>>>>

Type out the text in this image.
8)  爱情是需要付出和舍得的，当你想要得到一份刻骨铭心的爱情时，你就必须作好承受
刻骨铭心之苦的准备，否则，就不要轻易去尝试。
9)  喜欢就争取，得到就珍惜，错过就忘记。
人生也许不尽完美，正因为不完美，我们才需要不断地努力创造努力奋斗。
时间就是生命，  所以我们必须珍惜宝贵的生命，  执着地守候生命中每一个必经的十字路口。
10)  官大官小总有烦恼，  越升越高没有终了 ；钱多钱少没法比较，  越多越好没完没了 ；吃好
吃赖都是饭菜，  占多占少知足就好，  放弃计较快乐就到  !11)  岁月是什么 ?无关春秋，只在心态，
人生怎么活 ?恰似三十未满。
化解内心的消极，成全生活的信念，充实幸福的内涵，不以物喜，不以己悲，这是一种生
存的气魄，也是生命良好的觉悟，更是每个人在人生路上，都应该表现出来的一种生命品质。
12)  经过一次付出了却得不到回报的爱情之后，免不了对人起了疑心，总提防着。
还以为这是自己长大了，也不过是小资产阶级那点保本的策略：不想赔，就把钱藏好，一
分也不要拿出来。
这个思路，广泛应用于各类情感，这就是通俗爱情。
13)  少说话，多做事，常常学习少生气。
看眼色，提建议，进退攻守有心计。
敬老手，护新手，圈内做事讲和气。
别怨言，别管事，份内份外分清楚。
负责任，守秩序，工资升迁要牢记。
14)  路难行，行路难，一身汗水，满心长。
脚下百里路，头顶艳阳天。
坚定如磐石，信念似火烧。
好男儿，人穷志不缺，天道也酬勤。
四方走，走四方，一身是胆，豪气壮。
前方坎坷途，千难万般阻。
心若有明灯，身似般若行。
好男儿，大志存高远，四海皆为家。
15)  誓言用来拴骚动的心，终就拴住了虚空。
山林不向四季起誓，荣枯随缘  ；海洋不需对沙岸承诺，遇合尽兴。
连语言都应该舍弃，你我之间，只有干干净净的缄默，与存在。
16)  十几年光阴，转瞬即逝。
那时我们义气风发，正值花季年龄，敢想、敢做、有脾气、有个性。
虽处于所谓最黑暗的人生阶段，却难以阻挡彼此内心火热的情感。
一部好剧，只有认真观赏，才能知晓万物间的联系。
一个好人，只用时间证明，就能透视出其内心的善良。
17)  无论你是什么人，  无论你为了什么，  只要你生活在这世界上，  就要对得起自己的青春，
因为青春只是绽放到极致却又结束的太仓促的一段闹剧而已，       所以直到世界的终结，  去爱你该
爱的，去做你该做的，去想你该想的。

<<<<

_What you should do_
Repeat each record in full; every line must match exactly.

_Answer for the task_
Type out the text in this image.
8)  爱情是需要付出和舍得的，当你想要得到一份刻骨铭心的爱情时，你就必须作好承受
刻骨铭心之苦的准备，否则，就不要轻易去尝试。
9)  喜欢就争取，得到就珍惜，错过就忘记。
人生也许不尽完美，正因为不完美，我们才需要不断地努力创造努力奋斗。
时间就是生命，  所以我们必须珍惜宝贵的生命，  执着地守候生命中每一个必经的十字路口。
10)  官大官小总有烦恼，  越升越高没有终了 ；钱多钱少没法比较，  越多越好没完没了 ；吃好
吃赖都是饭菜，  占多占少知足就好，  放弃计较快乐就到  !11)  岁月是什么 ?无关春秋，只在心态，
人生怎么活 ?恰似三十未满。
化解内心的消极，成全生活的信念，充实幸福的内涵，不以物喜，不以己悲，这是一种生
存的气魄，也是生命良好的觉悟，更是每个人在人生路上，都应该表现出来的一种生命品质。
12)  经过一次付出了却得不到回报的爱情之后，免不了对人起了疑心，总提防着。
还以为这是自己长大了，也不过是小资产阶级那点保本的策略：不想赔，就把钱藏好，一
分也不要拿出来。
这个思路，广泛应用于各类情感，这就是通俗爱情。
13)  少说话，多做事，常常学习少生气。
看眼色，提建议，进退攻守有心计。
敬老手，护新手，圈内做事讲和气。
别怨言，别管事，份内份外分清楚。
负责任，守秩序，工资升迁要牢记。
14)  路难行，行路难，一身汗水，满心长。
脚下百里路，头顶艳阳天。
坚定如磐石，信念似火烧。
好男儿，人穷志不缺，天道也酬勤。
四方走，走四方，一身是胆，豪气壮。
前方坎坷途，千难万般阻。
心若有明灯，身似般若行。
好男儿，大志存高远，四海皆为家。
15)  誓言用来拴骚动的心，终就拴住了虚空。
山林不向四季起誓，荣枯随缘  ；海洋不需对沙岸承诺，遇合尽兴。
连语言都应该舍弃，你我之间，只有干干净净的缄默，与存在。
16)  十几年光阴，转瞬即逝。
那时我们义气风发，正值花季年龄，敢想、敢做、有脾气、有个性。
虽处于所谓最黑暗的人生阶段，却难以阻挡彼此内心火热的情感。
一部好剧，只有认真观赏，才能知晓万物间的联系。
一个好人，只用时间证明，就能透视出其内心的善良。
17)  无论你是什么人，  无论你为了什么，  只要你生活在这世界上，  就要对得起自己的青春，
因为青春只是绽放到极致却又结束的太仓促的一段闹剧而已，       所以直到世界的终结，  去爱你该
爱的，去做你该做的，去想你该想的。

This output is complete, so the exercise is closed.